**Your task**.
From the listing that follows, output everything exactly except the pictures.
====== Dataset records
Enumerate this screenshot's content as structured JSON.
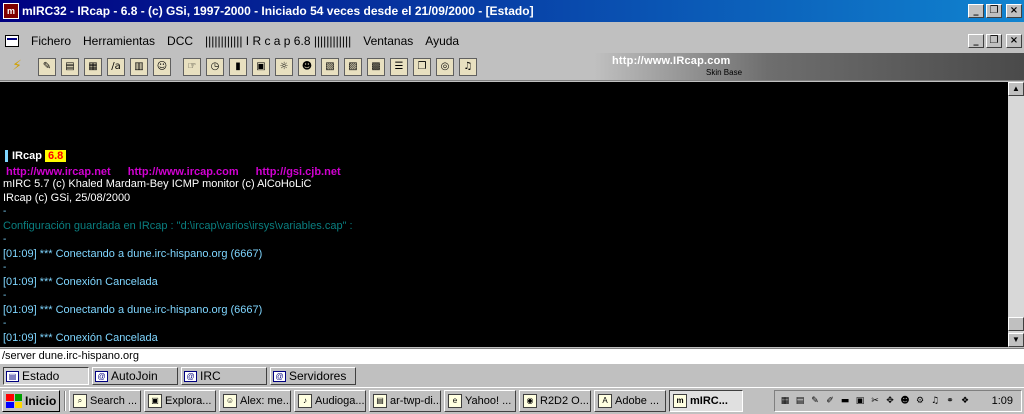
{
  "window": {
    "title": "mIRC32 - IRcap - 6.8 - (c) GSi, 1997-2000 - Iniciado 54 veces desde el 21/09/2000 - [Estado]"
  },
  "menu": {
    "items": [
      "Fichero",
      "Herramientas",
      "DCC",
      "|||||||||||| I R c a p 6.8 ||||||||||||",
      "Ventanas",
      "Ayuda"
    ]
  },
  "toolbar": {
    "skin_logo": "http://www.IRcap.com",
    "skin_label": "Skin Base"
  },
  "chat": {
    "logo_name": "IRcap",
    "logo_version": "6.8",
    "links": [
      "http://www.ircap.net",
      "http://www.ircap.com",
      "http://gsi.cjb.net"
    ],
    "line_mirc": "mIRC 5.7 (c) Khaled Mardam-Bey  ICMP monitor (c) AlCoHoLiC",
    "line_ircap": "IRcap (c) GSi, 25/08/2000",
    "line_config": "Configuración guardada en IRcap : \"d:\\ircap\\varios\\irsys\\variables.cap\" :",
    "separator": "-",
    "messages": [
      "[01:09] *** Conectando a dune.irc-hispano.org (6667)",
      "[01:09] *** Conexión Cancelada",
      "[01:09] *** Conectando a dune.irc-hispano.org (6667)",
      "[01:09] *** Conexión Cancelada"
    ]
  },
  "input": {
    "value": "/server dune.irc-hispano.org"
  },
  "switchbar": {
    "buttons": [
      "Estado",
      "AutoJoin",
      "IRC",
      "Servidores"
    ]
  },
  "taskbar": {
    "start_label": "Inicio",
    "tasks": [
      "Search ...",
      "Explora...",
      "Alex: me...",
      "Audioga...",
      "ar-twp-di...",
      "Yahoo! ...",
      "R2D2 O...",
      "Adobe ...",
      "mIRC..."
    ],
    "clock": "1:09"
  }
}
============
**Finished exercise**.
Enumerate this screenshot's content as structured JSON.
{
  "window": {
    "title": "mIRC32 - IRcap - 6.8 - (c) GSi, 1997-2000 - Iniciado 54 veces desde el 21/09/2000 - [Estado]"
  },
  "menu": {
    "items": [
      "Fichero",
      "Herramientas",
      "DCC",
      "|||||||||||| I R c a p 6.8 ||||||||||||",
      "Ventanas",
      "Ayuda"
    ]
  },
  "toolbar": {
    "skin_logo": "http://www.IRcap.com",
    "skin_label": "Skin Base"
  },
  "chat": {
    "logo_name": "IRcap",
    "logo_version": "6.8",
    "links": [
      "http://www.ircap.net",
      "http://www.ircap.com",
      "http://gsi.cjb.net"
    ],
    "line_mirc": "mIRC 5.7 (c) Khaled Mardam-Bey  ICMP monitor (c) AlCoHoLiC",
    "line_ircap": "IRcap (c) GSi, 25/08/2000",
    "line_config": "Configuración guardada en IRcap : \"d:\\ircap\\varios\\irsys\\variables.cap\" :",
    "separator": "-",
    "messages": [
      "[01:09] *** Conectando a dune.irc-hispano.org (6667)",
      "[01:09] *** Conexión Cancelada",
      "[01:09] *** Conectando a dune.irc-hispano.org (6667)",
      "[01:09] *** Conexión Cancelada"
    ]
  },
  "input": {
    "value": "/server dune.irc-hispano.org"
  },
  "switchbar": {
    "buttons": [
      "Estado",
      "AutoJoin",
      "IRC",
      "Servidores"
    ]
  },
  "taskbar": {
    "start_label": "Inicio",
    "tasks": [
      "Search ...",
      "Explora...",
      "Alex: me...",
      "Audioga...",
      "ar-twp-di...",
      "Yahoo! ...",
      "R2D2 O...",
      "Adobe ...",
      "mIRC..."
    ],
    "clock": "1:09"
  }
}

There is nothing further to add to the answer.